Document section =

[Start of Attachment]

Senate okays health care measure

Senate okays health care measure

Landmark Bills will extend insurance to more than 30 million Americans

Senate okays health care measure

President Barack Obama leaves the podium in the State dining room of the White House in Washington on Thursday after the Senate passed the health care reform Bill. AP

The 60-39 vote on a cold winter morning capped months of arduous negotiations and 24 days of floor debate. It also followed a succession of failures by past congresses to get to this point. Vice President Joe Biden presided as 58 Democrats and two independents voted “yes.” Republicans unanimously voted “no.”

The tally far exceeded the simple majority required for passage.

The Senate’s Bill must still be merged with legislation passed by the House before Obama could sign a final bill in the new year. There are significant differences between the two measures but Democrats say they have come too far now to fail.

Both bills would extend health insurance to more than 30 million more Americans.

[End of Attachment]

Record extracts =
[Start of Attachment]

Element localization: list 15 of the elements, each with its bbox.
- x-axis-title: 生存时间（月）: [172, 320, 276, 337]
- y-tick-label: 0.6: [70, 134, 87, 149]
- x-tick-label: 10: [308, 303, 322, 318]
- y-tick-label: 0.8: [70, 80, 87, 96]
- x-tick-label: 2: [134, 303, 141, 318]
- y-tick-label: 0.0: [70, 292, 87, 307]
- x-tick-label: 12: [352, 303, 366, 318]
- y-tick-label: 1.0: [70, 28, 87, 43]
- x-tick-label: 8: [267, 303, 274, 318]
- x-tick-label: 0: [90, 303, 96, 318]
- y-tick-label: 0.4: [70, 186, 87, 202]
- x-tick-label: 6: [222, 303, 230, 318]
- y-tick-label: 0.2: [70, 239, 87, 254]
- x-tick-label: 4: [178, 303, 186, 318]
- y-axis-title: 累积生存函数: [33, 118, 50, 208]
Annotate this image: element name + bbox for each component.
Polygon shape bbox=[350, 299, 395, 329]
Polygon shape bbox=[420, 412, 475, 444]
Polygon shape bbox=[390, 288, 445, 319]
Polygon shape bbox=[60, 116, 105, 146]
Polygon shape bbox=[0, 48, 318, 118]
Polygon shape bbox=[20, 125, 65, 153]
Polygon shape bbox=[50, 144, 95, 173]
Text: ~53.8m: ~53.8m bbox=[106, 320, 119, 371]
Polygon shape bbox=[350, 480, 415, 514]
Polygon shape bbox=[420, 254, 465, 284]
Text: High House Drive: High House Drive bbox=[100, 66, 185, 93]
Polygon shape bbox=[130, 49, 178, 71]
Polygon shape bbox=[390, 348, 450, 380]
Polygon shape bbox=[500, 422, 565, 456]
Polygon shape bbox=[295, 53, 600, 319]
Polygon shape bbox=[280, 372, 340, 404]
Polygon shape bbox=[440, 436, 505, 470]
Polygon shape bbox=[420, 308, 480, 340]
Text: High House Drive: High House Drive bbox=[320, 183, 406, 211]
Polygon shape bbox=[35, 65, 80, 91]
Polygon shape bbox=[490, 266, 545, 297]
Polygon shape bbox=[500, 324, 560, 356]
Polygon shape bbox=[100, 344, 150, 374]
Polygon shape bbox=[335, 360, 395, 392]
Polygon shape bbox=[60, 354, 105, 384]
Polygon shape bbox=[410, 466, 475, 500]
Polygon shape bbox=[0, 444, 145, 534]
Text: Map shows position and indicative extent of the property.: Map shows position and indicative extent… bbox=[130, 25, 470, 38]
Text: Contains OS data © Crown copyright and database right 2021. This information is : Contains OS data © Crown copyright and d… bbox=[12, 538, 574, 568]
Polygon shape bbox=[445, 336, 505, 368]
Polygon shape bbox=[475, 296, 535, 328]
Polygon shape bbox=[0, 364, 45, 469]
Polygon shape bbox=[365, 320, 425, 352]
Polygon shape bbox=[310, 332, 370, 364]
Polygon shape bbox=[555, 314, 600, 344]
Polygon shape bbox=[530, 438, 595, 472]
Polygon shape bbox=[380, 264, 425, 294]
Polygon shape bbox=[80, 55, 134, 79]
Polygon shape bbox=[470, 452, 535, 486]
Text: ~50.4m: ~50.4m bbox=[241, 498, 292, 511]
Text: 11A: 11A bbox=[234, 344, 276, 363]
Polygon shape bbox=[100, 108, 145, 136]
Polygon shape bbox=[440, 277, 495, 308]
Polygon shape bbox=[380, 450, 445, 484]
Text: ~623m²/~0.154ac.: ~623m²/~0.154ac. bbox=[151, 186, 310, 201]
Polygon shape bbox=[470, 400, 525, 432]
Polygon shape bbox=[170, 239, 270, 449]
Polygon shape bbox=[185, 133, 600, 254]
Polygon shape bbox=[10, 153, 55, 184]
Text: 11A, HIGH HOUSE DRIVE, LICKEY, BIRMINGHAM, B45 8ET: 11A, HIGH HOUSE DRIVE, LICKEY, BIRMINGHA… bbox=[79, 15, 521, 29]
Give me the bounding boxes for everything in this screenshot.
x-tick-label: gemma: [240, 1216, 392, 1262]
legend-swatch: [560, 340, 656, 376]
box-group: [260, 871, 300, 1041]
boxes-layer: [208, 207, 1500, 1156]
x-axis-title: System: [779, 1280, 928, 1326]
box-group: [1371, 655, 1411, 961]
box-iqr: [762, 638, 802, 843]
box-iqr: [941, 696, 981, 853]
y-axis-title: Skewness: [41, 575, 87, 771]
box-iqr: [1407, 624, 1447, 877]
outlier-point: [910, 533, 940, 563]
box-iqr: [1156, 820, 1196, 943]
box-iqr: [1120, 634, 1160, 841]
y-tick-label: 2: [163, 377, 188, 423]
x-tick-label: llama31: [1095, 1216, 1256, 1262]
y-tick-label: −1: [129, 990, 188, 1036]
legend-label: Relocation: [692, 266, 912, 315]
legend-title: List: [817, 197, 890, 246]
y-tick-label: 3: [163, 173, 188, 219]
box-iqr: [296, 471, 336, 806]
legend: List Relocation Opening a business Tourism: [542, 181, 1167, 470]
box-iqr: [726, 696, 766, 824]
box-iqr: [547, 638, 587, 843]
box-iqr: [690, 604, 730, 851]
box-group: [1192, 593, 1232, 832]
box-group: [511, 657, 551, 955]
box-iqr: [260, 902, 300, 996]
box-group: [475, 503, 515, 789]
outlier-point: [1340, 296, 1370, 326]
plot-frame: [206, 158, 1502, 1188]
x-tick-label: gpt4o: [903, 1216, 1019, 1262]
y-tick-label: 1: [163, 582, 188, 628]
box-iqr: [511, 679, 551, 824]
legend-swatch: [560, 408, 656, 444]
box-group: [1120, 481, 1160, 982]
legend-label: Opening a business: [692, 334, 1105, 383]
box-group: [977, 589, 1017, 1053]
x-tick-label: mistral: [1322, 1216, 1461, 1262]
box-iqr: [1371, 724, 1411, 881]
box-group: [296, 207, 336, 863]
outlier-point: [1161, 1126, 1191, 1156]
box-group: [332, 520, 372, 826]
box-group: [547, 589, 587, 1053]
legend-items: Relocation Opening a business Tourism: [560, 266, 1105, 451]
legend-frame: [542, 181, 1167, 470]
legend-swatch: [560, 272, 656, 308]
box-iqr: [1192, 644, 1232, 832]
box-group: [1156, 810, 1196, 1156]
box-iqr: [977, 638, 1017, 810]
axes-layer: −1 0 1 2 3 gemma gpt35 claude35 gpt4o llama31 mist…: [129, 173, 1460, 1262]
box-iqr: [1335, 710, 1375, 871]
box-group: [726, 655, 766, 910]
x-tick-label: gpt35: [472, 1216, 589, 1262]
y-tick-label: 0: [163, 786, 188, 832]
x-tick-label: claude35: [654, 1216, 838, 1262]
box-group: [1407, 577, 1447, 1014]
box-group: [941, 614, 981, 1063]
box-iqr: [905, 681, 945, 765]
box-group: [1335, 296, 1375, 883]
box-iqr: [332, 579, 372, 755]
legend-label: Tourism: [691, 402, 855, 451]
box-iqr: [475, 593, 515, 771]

[End of Attachment]

Task 1 = In the health care article, what was the Senate's vote tally?
Task 2 = Please summarize the health care article in two sentences.
Task 3 = Resume the health care article from its last sentence.
The listing has nothing to do with the health care article.

Written response 1 = 60-39

Written response 2 = The Senate passed the health care reform bill 60-39, with 58 Democrats and two independents voting yes and all Republicans voting no. The bill must still be merged with the House version before Obama can sign a final bill, and both measures would extend health insurance to more than 30 million more Americans.

Written response 3 =
Vicki Kennedy, widow of late Massachusetts Sen Edward Kennedy, who made health reform his life’s work, watched the vote from the gallery. So did Rep John Dingell, D-Mich, the longest-serving House member and a champion of universal health care his entire career.

“This morning isn’t the end of the process, it’s merely the beginning. We’ll continue to build on this success to improve our health system even more,” Majority leader Harry Reid, D-Nev, said before the vote. “But that process cannot begin unless we start today... there may not be a next time.”

At a news conference a few moments later, Reid said the vote “brings us one step closer to making Ted Kennedy’s dream a reality.”

The Nevadan said “every step of this long process has been an enormous undertaking.”
Sen Max Baucus, D-Mont, chairman of the Finance Committee, said he was “very happy to see people getting health care they could not get.”

It was the Senate’s first Christmas Eve vote since 1895, when the matter at hand was a military affairs bill concerning employment of former Confederate officers, according to the Senate Historical Office.

The House passed its own measure in November. The White House and Congress have now come further toward the goal of a comprehensive overhaul of the nation’s health care system than any of their predecessors.

The legislation would ban the insurance industry from denying benefits or charging higher premiums on the basis of pre-existing medical conditions.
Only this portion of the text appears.